--- INSTRUCTIONS FOR THE TASK ---
From the records below, pull each line that has "administered".

--- start of RECORD LIST ---

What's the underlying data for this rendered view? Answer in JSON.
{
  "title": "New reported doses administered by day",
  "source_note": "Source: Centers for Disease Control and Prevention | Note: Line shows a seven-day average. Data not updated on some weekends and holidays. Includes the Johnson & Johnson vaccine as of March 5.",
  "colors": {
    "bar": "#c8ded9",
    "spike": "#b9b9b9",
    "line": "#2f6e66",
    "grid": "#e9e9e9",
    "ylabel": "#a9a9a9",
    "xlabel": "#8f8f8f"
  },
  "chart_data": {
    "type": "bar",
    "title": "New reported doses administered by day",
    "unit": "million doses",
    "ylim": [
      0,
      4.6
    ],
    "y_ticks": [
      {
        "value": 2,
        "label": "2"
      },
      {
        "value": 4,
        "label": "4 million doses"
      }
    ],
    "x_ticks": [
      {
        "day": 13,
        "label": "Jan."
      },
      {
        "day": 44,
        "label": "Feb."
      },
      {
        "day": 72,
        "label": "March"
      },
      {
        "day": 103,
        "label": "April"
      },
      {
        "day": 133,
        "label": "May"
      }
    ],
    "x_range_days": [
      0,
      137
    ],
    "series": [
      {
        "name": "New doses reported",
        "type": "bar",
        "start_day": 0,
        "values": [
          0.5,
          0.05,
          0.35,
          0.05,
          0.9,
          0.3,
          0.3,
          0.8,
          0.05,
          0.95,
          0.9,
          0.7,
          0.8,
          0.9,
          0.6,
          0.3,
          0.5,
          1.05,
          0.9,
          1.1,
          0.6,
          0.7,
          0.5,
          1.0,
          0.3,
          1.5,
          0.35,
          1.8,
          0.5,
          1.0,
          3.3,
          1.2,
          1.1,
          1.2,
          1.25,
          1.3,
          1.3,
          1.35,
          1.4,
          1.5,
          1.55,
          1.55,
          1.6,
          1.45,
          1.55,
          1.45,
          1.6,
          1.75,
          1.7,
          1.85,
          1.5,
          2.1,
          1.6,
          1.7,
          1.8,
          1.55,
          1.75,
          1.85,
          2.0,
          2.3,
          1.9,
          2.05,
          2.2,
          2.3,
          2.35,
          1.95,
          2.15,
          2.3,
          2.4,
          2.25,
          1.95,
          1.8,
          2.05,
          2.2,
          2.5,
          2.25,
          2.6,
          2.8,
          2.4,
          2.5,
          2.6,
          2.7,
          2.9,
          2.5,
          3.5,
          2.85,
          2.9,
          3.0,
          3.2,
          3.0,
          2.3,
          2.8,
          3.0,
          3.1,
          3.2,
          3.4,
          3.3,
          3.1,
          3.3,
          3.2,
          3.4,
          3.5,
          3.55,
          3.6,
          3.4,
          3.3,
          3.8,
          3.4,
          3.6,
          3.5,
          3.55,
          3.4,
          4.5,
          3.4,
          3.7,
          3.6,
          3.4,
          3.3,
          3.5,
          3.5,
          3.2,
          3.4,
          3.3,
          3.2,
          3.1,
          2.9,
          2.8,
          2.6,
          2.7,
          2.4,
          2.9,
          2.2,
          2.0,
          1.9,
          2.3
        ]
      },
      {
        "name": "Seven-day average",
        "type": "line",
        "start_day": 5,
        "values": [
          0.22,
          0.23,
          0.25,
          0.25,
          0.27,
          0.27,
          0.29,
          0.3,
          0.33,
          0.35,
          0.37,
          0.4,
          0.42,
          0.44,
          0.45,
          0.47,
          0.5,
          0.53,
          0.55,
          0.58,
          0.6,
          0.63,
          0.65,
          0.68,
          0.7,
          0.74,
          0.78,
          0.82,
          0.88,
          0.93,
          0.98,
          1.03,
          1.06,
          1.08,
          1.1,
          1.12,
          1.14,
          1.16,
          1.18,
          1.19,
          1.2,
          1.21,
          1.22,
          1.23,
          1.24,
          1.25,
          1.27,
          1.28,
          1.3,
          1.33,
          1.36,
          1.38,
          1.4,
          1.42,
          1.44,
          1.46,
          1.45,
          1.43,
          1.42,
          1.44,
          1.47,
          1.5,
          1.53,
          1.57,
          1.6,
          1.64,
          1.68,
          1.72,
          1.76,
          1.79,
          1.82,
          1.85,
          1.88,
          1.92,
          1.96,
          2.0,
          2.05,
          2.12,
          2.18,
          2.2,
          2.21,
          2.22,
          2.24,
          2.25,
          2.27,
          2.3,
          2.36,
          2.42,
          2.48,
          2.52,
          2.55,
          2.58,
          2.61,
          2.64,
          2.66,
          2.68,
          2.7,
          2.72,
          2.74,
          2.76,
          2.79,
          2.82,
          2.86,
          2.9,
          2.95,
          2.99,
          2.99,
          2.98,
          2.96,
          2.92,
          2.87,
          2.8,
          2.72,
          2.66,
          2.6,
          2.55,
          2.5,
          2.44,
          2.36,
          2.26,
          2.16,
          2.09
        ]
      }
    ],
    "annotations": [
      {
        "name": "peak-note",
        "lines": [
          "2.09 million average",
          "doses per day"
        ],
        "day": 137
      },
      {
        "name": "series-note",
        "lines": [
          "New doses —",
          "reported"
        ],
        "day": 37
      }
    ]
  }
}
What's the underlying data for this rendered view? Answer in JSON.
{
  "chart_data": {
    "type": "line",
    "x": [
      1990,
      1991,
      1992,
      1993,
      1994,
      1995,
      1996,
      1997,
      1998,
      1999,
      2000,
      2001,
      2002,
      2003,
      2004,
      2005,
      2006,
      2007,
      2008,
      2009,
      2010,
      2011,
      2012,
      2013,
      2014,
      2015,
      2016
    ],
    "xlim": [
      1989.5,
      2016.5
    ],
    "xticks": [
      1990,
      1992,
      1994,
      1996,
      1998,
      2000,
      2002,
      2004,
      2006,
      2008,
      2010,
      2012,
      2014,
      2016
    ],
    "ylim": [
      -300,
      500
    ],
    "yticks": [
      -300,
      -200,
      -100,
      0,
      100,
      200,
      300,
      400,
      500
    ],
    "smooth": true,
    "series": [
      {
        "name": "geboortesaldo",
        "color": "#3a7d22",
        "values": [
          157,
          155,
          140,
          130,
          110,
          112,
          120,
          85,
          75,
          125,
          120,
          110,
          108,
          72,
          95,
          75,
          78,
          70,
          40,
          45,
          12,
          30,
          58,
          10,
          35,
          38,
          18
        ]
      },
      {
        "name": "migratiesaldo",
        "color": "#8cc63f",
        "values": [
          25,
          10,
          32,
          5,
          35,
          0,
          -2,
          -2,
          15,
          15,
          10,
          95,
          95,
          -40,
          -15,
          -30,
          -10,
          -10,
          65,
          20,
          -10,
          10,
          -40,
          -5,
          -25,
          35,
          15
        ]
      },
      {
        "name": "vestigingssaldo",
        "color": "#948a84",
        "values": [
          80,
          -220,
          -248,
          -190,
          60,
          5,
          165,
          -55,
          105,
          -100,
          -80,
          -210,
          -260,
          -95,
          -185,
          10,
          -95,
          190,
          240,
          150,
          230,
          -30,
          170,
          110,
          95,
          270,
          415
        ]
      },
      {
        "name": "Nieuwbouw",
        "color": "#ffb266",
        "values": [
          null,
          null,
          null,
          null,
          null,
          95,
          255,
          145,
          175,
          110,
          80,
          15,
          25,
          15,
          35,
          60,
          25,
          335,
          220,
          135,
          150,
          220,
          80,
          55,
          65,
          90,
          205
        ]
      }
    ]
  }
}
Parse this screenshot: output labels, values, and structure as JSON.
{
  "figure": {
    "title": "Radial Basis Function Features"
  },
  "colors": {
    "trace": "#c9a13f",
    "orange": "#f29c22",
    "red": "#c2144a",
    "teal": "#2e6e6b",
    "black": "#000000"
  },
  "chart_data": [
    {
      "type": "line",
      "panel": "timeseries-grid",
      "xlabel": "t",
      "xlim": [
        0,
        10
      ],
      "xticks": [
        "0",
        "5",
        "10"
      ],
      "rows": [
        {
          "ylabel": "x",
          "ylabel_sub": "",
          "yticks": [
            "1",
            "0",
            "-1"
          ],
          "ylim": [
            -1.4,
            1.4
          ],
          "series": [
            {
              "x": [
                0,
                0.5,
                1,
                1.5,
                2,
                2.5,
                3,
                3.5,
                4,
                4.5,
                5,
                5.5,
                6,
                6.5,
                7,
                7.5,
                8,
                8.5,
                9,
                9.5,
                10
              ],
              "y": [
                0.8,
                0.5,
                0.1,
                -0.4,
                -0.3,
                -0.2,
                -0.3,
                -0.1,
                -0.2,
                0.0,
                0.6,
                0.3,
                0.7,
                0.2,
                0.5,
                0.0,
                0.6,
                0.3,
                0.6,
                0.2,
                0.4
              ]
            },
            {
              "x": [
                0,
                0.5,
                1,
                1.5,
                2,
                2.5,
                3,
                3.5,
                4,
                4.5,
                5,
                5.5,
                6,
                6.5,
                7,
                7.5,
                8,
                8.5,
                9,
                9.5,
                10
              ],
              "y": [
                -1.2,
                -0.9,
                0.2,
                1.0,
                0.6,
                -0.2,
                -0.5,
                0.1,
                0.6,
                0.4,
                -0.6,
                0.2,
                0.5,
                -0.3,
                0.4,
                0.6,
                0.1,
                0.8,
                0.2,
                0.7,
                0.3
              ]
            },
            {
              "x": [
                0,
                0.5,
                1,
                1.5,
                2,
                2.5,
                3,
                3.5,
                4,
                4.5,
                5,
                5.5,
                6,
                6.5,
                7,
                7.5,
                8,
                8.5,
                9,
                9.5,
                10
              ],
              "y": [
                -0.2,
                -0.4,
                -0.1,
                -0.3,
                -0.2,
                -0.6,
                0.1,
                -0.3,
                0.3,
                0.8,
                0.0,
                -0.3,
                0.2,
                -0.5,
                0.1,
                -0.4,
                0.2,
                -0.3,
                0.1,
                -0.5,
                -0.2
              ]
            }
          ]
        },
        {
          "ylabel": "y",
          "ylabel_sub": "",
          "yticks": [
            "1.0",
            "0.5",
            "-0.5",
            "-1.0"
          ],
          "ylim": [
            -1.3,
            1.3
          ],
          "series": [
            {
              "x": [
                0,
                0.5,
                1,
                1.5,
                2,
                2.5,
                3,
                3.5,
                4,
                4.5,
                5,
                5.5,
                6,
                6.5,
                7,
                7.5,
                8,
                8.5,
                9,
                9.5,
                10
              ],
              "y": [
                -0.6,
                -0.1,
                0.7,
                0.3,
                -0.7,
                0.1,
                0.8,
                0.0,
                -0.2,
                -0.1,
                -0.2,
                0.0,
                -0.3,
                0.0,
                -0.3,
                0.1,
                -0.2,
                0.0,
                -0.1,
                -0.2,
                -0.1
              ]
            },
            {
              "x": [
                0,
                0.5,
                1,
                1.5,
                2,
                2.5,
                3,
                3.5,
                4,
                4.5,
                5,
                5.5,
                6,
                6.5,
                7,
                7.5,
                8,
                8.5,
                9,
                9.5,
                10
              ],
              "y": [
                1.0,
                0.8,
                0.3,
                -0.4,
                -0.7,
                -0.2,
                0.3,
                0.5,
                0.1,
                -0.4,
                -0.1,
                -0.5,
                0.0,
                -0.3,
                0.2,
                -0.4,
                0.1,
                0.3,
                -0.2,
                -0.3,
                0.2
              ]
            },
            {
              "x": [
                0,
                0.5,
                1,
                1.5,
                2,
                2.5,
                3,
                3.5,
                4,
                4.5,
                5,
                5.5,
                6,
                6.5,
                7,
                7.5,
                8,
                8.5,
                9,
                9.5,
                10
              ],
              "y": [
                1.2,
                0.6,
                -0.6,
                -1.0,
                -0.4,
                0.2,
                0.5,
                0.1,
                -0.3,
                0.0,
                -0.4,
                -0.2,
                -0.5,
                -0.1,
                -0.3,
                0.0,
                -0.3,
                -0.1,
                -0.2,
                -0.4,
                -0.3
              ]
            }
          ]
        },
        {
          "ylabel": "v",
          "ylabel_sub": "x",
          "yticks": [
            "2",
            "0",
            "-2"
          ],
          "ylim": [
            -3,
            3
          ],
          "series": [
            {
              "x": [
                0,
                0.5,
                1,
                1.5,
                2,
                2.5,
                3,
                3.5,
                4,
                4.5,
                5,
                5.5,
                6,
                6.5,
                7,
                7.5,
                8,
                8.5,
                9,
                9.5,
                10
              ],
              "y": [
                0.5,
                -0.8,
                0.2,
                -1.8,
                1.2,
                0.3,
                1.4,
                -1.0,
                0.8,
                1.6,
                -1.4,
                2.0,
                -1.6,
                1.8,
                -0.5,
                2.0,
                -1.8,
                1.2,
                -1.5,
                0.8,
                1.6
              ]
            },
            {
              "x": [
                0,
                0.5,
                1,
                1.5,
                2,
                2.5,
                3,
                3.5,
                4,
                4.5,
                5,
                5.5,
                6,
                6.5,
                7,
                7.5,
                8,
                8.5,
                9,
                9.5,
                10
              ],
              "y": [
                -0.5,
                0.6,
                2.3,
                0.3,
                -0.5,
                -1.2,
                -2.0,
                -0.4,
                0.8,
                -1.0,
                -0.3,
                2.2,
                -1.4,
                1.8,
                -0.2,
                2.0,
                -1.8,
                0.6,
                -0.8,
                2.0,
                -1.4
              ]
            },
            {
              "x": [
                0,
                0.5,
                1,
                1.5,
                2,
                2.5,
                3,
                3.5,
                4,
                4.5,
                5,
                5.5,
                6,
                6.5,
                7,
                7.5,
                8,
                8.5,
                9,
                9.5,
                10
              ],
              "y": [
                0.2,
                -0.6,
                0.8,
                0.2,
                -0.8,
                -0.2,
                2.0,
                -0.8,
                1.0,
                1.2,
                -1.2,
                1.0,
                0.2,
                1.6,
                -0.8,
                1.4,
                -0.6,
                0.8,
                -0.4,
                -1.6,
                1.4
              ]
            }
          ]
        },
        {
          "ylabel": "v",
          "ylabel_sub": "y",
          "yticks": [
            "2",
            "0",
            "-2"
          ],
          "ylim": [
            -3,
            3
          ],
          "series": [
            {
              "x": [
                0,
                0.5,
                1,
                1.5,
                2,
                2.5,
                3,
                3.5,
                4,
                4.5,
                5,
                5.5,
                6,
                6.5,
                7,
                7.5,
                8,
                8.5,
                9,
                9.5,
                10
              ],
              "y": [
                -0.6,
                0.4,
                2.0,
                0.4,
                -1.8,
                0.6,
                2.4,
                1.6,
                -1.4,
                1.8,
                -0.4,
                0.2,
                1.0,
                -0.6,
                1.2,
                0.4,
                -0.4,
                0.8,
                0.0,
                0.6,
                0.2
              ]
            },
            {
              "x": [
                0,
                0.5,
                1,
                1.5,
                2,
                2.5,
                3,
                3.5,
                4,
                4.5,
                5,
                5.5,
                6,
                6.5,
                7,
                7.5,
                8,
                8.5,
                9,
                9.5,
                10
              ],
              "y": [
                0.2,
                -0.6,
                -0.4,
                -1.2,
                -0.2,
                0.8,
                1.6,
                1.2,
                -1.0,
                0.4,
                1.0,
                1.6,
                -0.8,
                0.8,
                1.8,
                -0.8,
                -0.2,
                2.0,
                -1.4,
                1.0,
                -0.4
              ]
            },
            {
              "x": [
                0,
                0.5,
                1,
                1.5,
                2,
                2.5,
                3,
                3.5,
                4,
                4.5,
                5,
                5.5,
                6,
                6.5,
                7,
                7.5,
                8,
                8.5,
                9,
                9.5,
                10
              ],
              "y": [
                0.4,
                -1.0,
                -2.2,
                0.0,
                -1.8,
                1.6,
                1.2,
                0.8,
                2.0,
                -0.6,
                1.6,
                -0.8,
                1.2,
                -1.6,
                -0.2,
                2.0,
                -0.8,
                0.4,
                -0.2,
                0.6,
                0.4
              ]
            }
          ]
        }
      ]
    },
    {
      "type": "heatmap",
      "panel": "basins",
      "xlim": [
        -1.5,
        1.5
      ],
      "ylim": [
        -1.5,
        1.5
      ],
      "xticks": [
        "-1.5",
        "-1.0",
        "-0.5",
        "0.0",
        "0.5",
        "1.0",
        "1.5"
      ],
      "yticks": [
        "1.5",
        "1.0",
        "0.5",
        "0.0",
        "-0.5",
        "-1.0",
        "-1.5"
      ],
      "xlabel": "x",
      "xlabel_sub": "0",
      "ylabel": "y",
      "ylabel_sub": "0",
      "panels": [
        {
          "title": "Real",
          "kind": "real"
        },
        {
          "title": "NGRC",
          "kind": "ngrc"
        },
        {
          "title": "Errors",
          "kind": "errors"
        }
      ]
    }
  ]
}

--- end of RECORD LIST ---

--- EXERCISE SOLUTION ---
  "title": "New reported doses administered by day",
    "title": "New reported doses administered by day",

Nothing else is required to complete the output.